**Task requirements**
Here are some records; quote them exactly, leaving out the pictures.

**Material for this exercise**
....
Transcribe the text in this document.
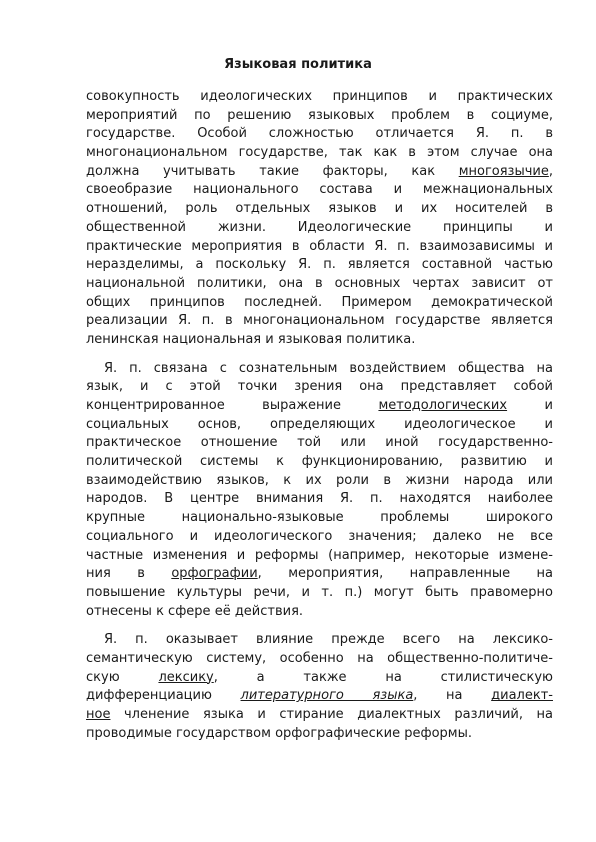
Языковая политика
совокупность идеологических принципов и практических
мероприятий по решению языковых проблем в социуме,
государстве. Особой сложностью отличается Я. п. в
многонациональном государстве, так как в этом случае она
должна учитывать такие факторы, как многоязычие,
своеобразие национального состава и межнациональных
отношений, роль отдельных языков и их носителей в
общественной жизни. Идеологические принципы и
практические мероприятия в области Я. п. взаимозависимы и
неразделимы, а поскольку Я. п. является составной частью
национальной политики, она в основных чертах зависит от
общих принципов последней. Примером демократической
реализации Я. п. в многонациональном государстве является
ленинская национальная и языковая политика.
Я. п. связана с сознательным воздействием общества на
язык, и с этой точки зрения она представляет собой
концентрированное выражение методологических и
социальных основ, определяющих идеологическое и
практическое отношение той или иной государственно-
политической системы к функционированию, развитию и
взаимодействию языков, к их роли в жизни народа или
народов. В центре внимания Я. п. находятся наиболее
крупные национально-языковые проблемы широкого
социального и идеологического значения; далеко не все
частные изменения и реформы (например, некоторые измене-
ния в орфографии, мероприятия, направленные на
повышение культуры речи, и т. п.) могут быть правомерно
отнесены к сфере её действия.
Я. п. оказывает влияние прежде всего на лексико-
семантическую систему, особенно на общественно-политиче-
скую лексику, а также на стилистическую
дифференциацию литературного языка, на диалект-
ное членение языка и стирание диалектных различий, на
проводимые государством орфографические реформы.
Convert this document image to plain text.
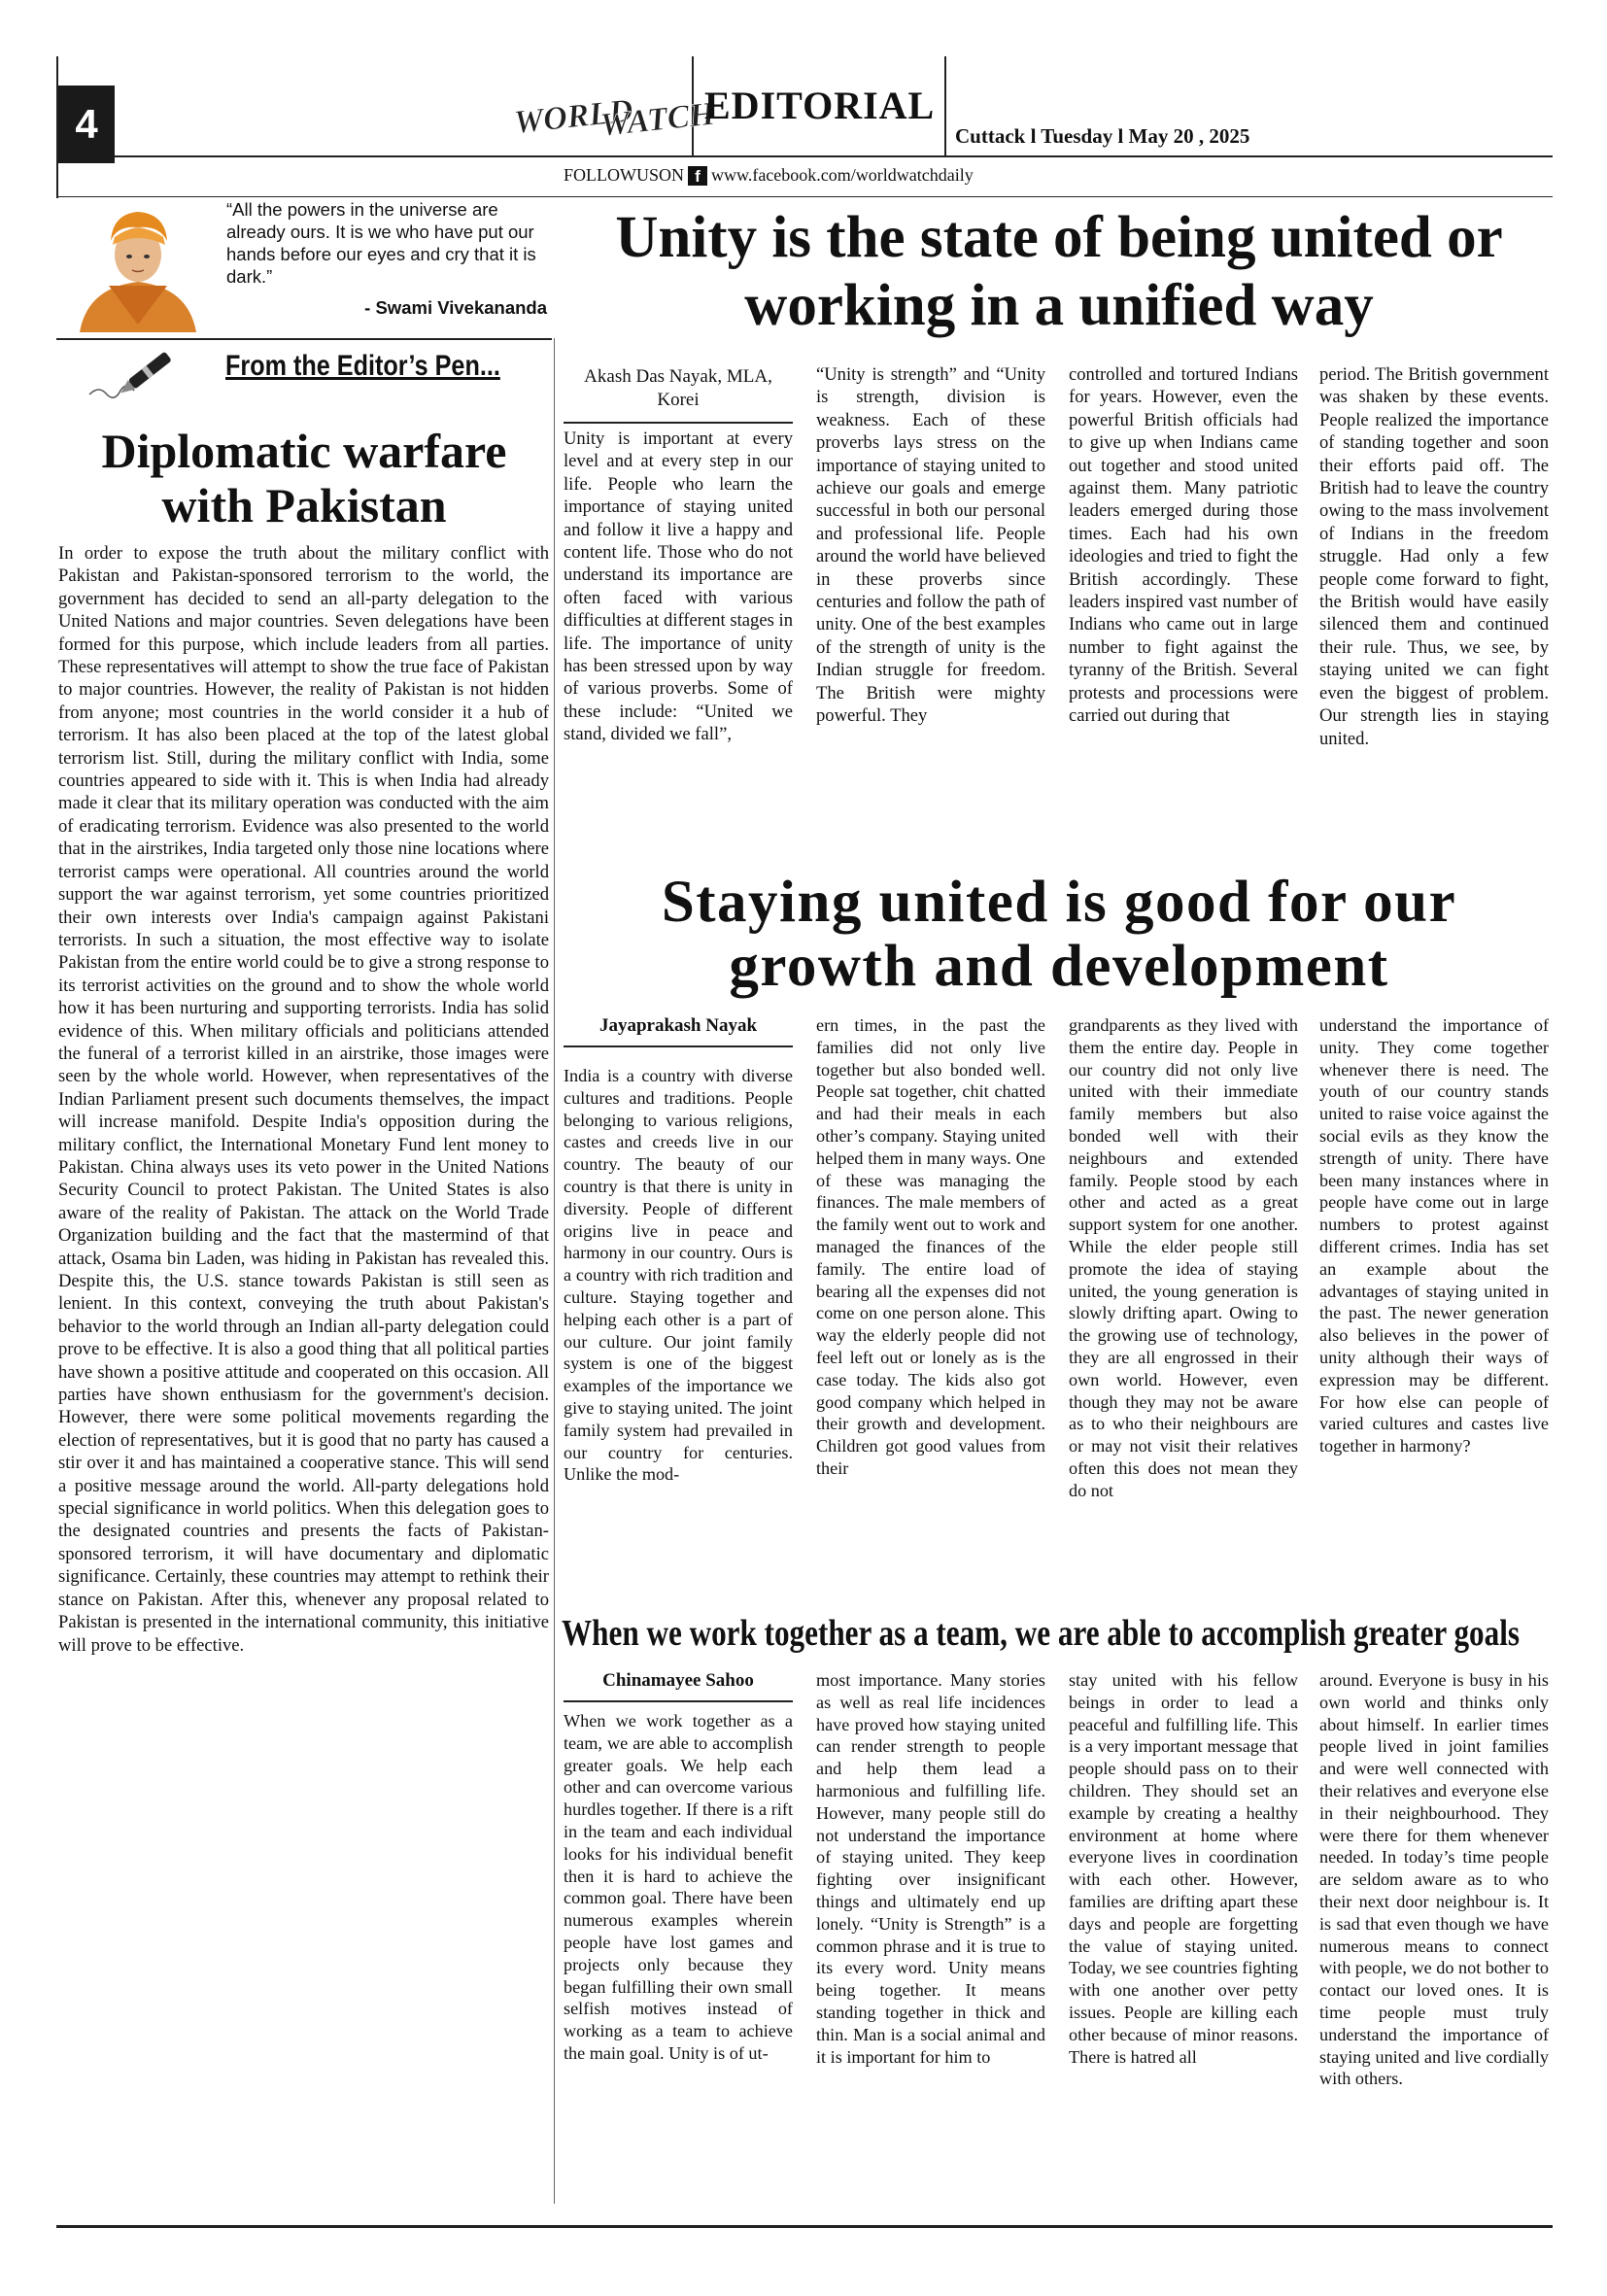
4	WORLD
WATCH
EDITORIAL
Cuttack l Tuesday l May 20 , 2025
FOLLOWUSON f www.facebook.com/worldwatchdaily
“All the powers in the universe are already ours. It is we who have put our hands before our eyes and cry that it is dark.”
- Swami Vivekananda
From the Editor’s Pen...
Diplomatic warfare with Pakistan
In order to expose the truth about the military conflict with Pakistan and Pakistan-sponsored terrorism to the world, the government has decided to send an all-party delegation to the United Nations and major countries. Seven delegations have been formed for this purpose, which include leaders from all parties. These representatives will attempt to show the true face of Pakistan to major countries. However, the reality of Pakistan is not hidden from anyone; most countries in the world consider it a hub of terrorism. It has also been placed at the top of the latest global terrorism list. Still, during the military conflict with India, some countries appeared to side with it. This is when India had already made it clear that its military operation was conducted with the aim of eradicating terrorism. Evidence was also presented to the world that in the airstrikes, India targeted only those nine locations where terrorist camps were operational. All countries around the world support the war against terrorism, yet some countries prioritized their own interests over India's campaign against Pakistani terrorists. In such a situation, the most effective way to isolate Pakistan from the entire world could be to give a strong response to its terrorist activities on the ground and to show the whole world how it has been nurturing and supporting terrorists. India has solid evidence of this. When military officials and politicians attended the funeral of a terrorist killed in an airstrike, those images were seen by the whole world. However, when representatives of the Indian Parliament present such documents themselves, the impact will increase manifold. Despite India's opposition during the military conflict, the International Monetary Fund lent money to Pakistan. China always uses its veto power in the United Nations Security Council to protect Pakistan. The United States is also aware of the reality of Pakistan. The attack on the World Trade Organization building and the fact that the mastermind of that attack, Osama bin Laden, was hiding in Pakistan has revealed this. Despite this, the U.S. stance towards Pakistan is still seen as lenient. In this context, conveying the truth about Pakistan's behavior to the world through an Indian all-party delegation could prove to be effective. It is also a good thing that all political parties have shown a positive attitude and cooperated on this occasion. All parties have shown enthusiasm for the government's decision. However, there were some political movements regarding the election of representatives, but it is good that no party has caused a stir over it and has maintained a cooperative stance. This will send a positive message around the world. All-party delegations hold special significance in world politics. When this delegation goes to the designated countries and presents the facts of Pakistan-sponsored terrorism, it will have documentary and diplomatic significance. Certainly, these countries may attempt to rethink their stance on Pakistan. After this, whenever any proposal related to Pakistan is presented in the international community, this initiative will prove to be effective.
Unity is the state of being united or working in a unified way
Akash Das Nayak, MLA, Korei
Unity is important at every level and at every step in our life. People who learn the importance of staying united and follow it live a happy and content life. Those who do not understand its importance are often faced with various difficulties at different stages in life. The importance of unity has been stressed upon by way of various proverbs. Some of these include: “United we stand, divided we fall”,
“Unity is strength” and “Unity is strength, division is weakness. Each of these proverbs lays stress on the importance of staying united to achieve our goals and emerge successful in both our personal and professional life. People around the world have believed in these proverbs since centuries and follow the path of unity. One of the best examples of the strength of unity is the Indian struggle for freedom. The British were mighty powerful. They
controlled and tortured Indians for years. However, even the powerful British officials had to give up when Indians came out together and stood united against them. Many patriotic leaders emerged during those times. Each had his own ideologies and tried to fight the British accordingly. These leaders inspired vast number of Indians who came out in large number to fight against the tyranny of the British. Several protests and processions were carried out during that
period. The British government was shaken by these events. People realized the importance of standing together and soon their efforts paid off. The British had to leave the country owing to the mass involvement of Indians in the freedom struggle. Had only a few people come forward to fight, the British would have easily silenced them and continued their rule. Thus, we see, by staying united we can fight even the biggest of problem. Our strength lies in staying united.
Staying united is good for our growth and development
Jayaprakash Nayak
India is a country with diverse cultures and traditions. People belonging to various religions, castes and creeds live in our country. The beauty of our country is that there is unity in diversity. People of different origins live in peace and harmony in our country. Ours is a country with rich tradition and culture. Staying together and helping each other is a part of our culture. Our joint family system is one of the biggest examples of the importance we give to staying united. The joint family system had prevailed in our country for centuries. Unlike the mod-
ern times, in the past the families did not only live together but also bonded well. People sat together, chit chatted and had their meals in each other’s company. Staying united helped them in many ways. One of these was managing the finances. The male members of the family went out to work and managed the finances of the family. The entire load of bearing all the expenses did not come on one person alone. This way the elderly people did not feel left out or lonely as is the case today. The kids also got good company which helped in their growth and development. Children got good values from their
grandparents as they lived with them the entire day. People in our country did not only live united with their immediate family members but also bonded well with their neighbours and extended family. People stood by each other and acted as a great support system for one another. While the elder people still promote the idea of staying united, the young generation is slowly drifting apart. Owing to the growing use of technology, they are all engrossed in their own world. However, even though they may not be aware as to who their neighbours are or may not visit their relatives often this does not mean they do not
understand the importance of unity. They come together whenever there is need. The youth of our country stands united to raise voice against the social evils as they know the strength of unity. There have been many instances where in people have come out in large numbers to protest against different crimes. India has set an example about the advantages of staying united in the past. The newer generation also believes in the power of unity although their ways of expression may be different. For how else can people of varied cultures and castes live together in harmony?
When we work together as a team, we are able to accomplish greater goals
Chinamayee Sahoo
When we work together as a team, we are able to accomplish greater goals. We help each other and can overcome various hurdles together. If there is a rift in the team and each individual looks for his individual benefit then it is hard to achieve the common goal. There have been numerous examples wherein people have lost games and projects only because they began fulfilling their own small selfish motives instead of working as a team to achieve the main goal. Unity is of ut-
most importance. Many stories as well as real life incidences have proved how staying united can render strength to people and help them lead a harmonious and fulfilling life. However, many people still do not understand the importance of staying united. They keep fighting over insignificant things and ultimately end up lonely. “Unity is Strength” is a common phrase and it is true to its every word. Unity means being together. It means standing together in thick and thin. Man is a social animal and it is important for him to
stay united with his fellow beings in order to lead a peaceful and fulfilling life. This is a very important message that people should pass on to their children. They should set an example by creating a healthy environment at home where everyone lives in coordination with each other. However, families are drifting apart these days and people are forgetting the value of staying united. Today, we see countries fighting with one another over petty issues. People are killing each other because of minor reasons. There is hatred all
around. Everyone is busy in his own world and thinks only about himself. In earlier times people lived in joint families and were well connected with their relatives and everyone else in their neighbourhood. They were there for them whenever needed. In today’s time people are seldom aware as to who their next door neighbour is. It is sad that even though we have numerous means to connect with people, we do not bother to contact our loved ones. It is time people must truly understand the importance of staying united and live cordially with others.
....
**Output**
Transcribe the text in this document.
Языковая политика
совокупность идеологических принципов и практических
мероприятий по решению языковых проблем в социуме,
государстве. Особой сложностью отличается Я. п. в
многонациональном государстве, так как в этом случае она
должна учитывать такие факторы, как многоязычие,
своеобразие национального состава и межнациональных
отношений, роль отдельных языков и их носителей в
общественной жизни. Идеологические принципы и
практические мероприятия в области Я. п. взаимозависимы и
неразделимы, а поскольку Я. п. является составной частью
национальной политики, она в основных чертах зависит от
общих принципов последней. Примером демократической
реализации Я. п. в многонациональном государстве является
ленинская национальная и языковая политика.
Я. п. связана с сознательным воздействием общества на
язык, и с этой точки зрения она представляет собой
концентрированное выражение методологических и
социальных основ, определяющих идеологическое и
практическое отношение той или иной государственно-
политической системы к функционированию, развитию и
взаимодействию языков, к их роли в жизни народа или
народов. В центре внимания Я. п. находятся наиболее
крупные национально-языковые проблемы широкого
социального и идеологического значения; далеко не все
частные изменения и реформы (например, некоторые измене-
ния в орфографии, мероприятия, направленные на
повышение культуры речи, и т. п.) могут быть правомерно
отнесены к сфере её действия.
Я. п. оказывает влияние прежде всего на лексико-
семантическую систему, особенно на общественно-политиче-
скую лексику, а также на стилистическую
дифференциацию литературного языка, на диалект-
ное членение языка и стирание диалектных различий, на
проводимые государством орфографические реформы.
Convert this document image to plain text.
4	WORLD
WATCH
EDITORIAL
Cuttack l Tuesday l May 20 , 2025
FOLLOWUSON f www.facebook.com/worldwatchdaily
“All the powers in the universe are already ours. It is we who have put our hands before our eyes and cry that it is dark.”
- Swami Vivekananda
From the Editor’s Pen...
Diplomatic warfare with Pakistan
In order to expose the truth about the military conflict with Pakistan and Pakistan-sponsored terrorism to the world, the government has decided to send an all-party delegation to the United Nations and major countries. Seven delegations have been formed for this purpose, which include leaders from all parties. These representatives will attempt to show the true face of Pakistan to major countries. However, the reality of Pakistan is not hidden from anyone; most countries in the world consider it a hub of terrorism. It has also been placed at the top of the latest global terrorism list. Still, during the military conflict with India, some countries appeared to side with it. This is when India had already made it clear that its military operation was conducted with the aim of eradicating terrorism. Evidence was also presented to the world that in the airstrikes, India targeted only those nine locations where terrorist camps were operational. All countries around the world support the war against terrorism, yet some countries prioritized their own interests over India's campaign against Pakistani terrorists. In such a situation, the most effective way to isolate Pakistan from the entire world could be to give a strong response to its terrorist activities on the ground and to show the whole world how it has been nurturing and supporting terrorists. India has solid evidence of this. When military officials and politicians attended the funeral of a terrorist killed in an airstrike, those images were seen by the whole world. However, when representatives of the Indian Parliament present such documents themselves, the impact will increase manifold. Despite India's opposition during the military conflict, the International Monetary Fund lent money to Pakistan. China always uses its veto power in the United Nations Security Council to protect Pakistan. The United States is also aware of the reality of Pakistan. The attack on the World Trade Organization building and the fact that the mastermind of that attack, Osama bin Laden, was hiding in Pakistan has revealed this. Despite this, the U.S. stance towards Pakistan is still seen as lenient. In this context, conveying the truth about Pakistan's behavior to the world through an Indian all-party delegation could prove to be effective. It is also a good thing that all political parties have shown a positive attitude and cooperated on this occasion. All parties have shown enthusiasm for the government's decision. However, there were some political movements regarding the election of representatives, but it is good that no party has caused a stir over it and has maintained a cooperative stance. This will send a positive message around the world. All-party delegations hold special significance in world politics. When this delegation goes to the designated countries and presents the facts of Pakistan-sponsored terrorism, it will have documentary and diplomatic significance. Certainly, these countries may attempt to rethink their stance on Pakistan. After this, whenever any proposal related to Pakistan is presented in the international community, this initiative will prove to be effective.
Unity is the state of being united or working in a unified way
Akash Das Nayak, MLA, Korei
Unity is important at every level and at every step in our life. People who learn the importance of staying united and follow it live a happy and content life. Those who do not understand its importance are often faced with various difficulties at different stages in life. The importance of unity has been stressed upon by way of various proverbs. Some of these include: “United we stand, divided we fall”,
“Unity is strength” and “Unity is strength, division is weakness. Each of these proverbs lays stress on the importance of staying united to achieve our goals and emerge successful in both our personal and professional life. People around the world have believed in these proverbs since centuries and follow the path of unity. One of the best examples of the strength of unity is the Indian struggle for freedom. The British were mighty powerful. They
controlled and tortured Indians for years. However, even the powerful British officials had to give up when Indians came out together and stood united against them. Many patriotic leaders emerged during those times. Each had his own ideologies and tried to fight the British accordingly. These leaders inspired vast number of Indians who came out in large number to fight against the tyranny of the British. Several protests and processions were carried out during that
period. The British government was shaken by these events. People realized the importance of standing together and soon their efforts paid off. The British had to leave the country owing to the mass involvement of Indians in the freedom struggle. Had only a few people come forward to fight, the British would have easily silenced them and continued their rule. Thus, we see, by staying united we can fight even the biggest of problem. Our strength lies in staying united.
Staying united is good for our growth and development
Jayaprakash Nayak
India is a country with diverse cultures and traditions. People belonging to various religions, castes and creeds live in our country. The beauty of our country is that there is unity in diversity. People of different origins live in peace and harmony in our country. Ours is a country with rich tradition and culture. Staying together and helping each other is a part of our culture. Our joint family system is one of the biggest examples of the importance we give to staying united. The joint family system had prevailed in our country for centuries. Unlike the mod-
ern times, in the past the families did not only live together but also bonded well. People sat together, chit chatted and had their meals in each other’s company. Staying united helped them in many ways. One of these was managing the finances. The male members of the family went out to work and managed the finances of the family. The entire load of bearing all the expenses did not come on one person alone. This way the elderly people did not feel left out or lonely as is the case today. The kids also got good company which helped in their growth and development. Children got good values from their
grandparents as they lived with them the entire day. People in our country did not only live united with their immediate family members but also bonded well with their neighbours and extended family. People stood by each other and acted as a great support system for one another. While the elder people still promote the idea of staying united, the young generation is slowly drifting apart. Owing to the growing use of technology, they are all engrossed in their own world. However, even though they may not be aware as to who their neighbours are or may not visit their relatives often this does not mean they do not
understand the importance of unity. They come together whenever there is need. The youth of our country stands united to raise voice against the social evils as they know the strength of unity. There have been many instances where in people have come out in large numbers to protest against different crimes. India has set an example about the advantages of staying united in the past. The newer generation also believes in the power of unity although their ways of expression may be different. For how else can people of varied cultures and castes live together in harmony?
When we work together as a team, we are able to accomplish greater goals
Chinamayee Sahoo
When we work together as a team, we are able to accomplish greater goals. We help each other and can overcome various hurdles together. If there is a rift in the team and each individual looks for his individual benefit then it is hard to achieve the common goal. There have been numerous examples wherein people have lost games and projects only because they began fulfilling their own small selfish motives instead of working as a team to achieve the main goal. Unity is of ut-
most importance. Many stories as well as real life incidences have proved how staying united can render strength to people and help them lead a harmonious and fulfilling life. However, many people still do not understand the importance of staying united. They keep fighting over insignificant things and ultimately end up lonely. “Unity is Strength” is a common phrase and it is true to its every word. Unity means being together. It means standing together in thick and thin. Man is a social animal and it is important for him to
stay united with his fellow beings in order to lead a peaceful and fulfilling life. This is a very important message that people should pass on to their children. They should set an example by creating a healthy environment at home where everyone lives in coordination with each other. However, families are drifting apart these days and people are forgetting the value of staying united. Today, we see countries fighting with one another over petty issues. People are killing each other because of minor reasons. There is hatred all
around. Everyone is busy in his own world and thinks only about himself. In earlier times people lived in joint families and were well connected with their relatives and everyone else in their neighbourhood. They were there for them whenever needed. In today’s time people are seldom aware as to who their next door neighbour is. It is sad that even though we have numerous means to connect with people, we do not bother to contact our loved ones. It is time people must truly understand the importance of staying united and live cordially with others.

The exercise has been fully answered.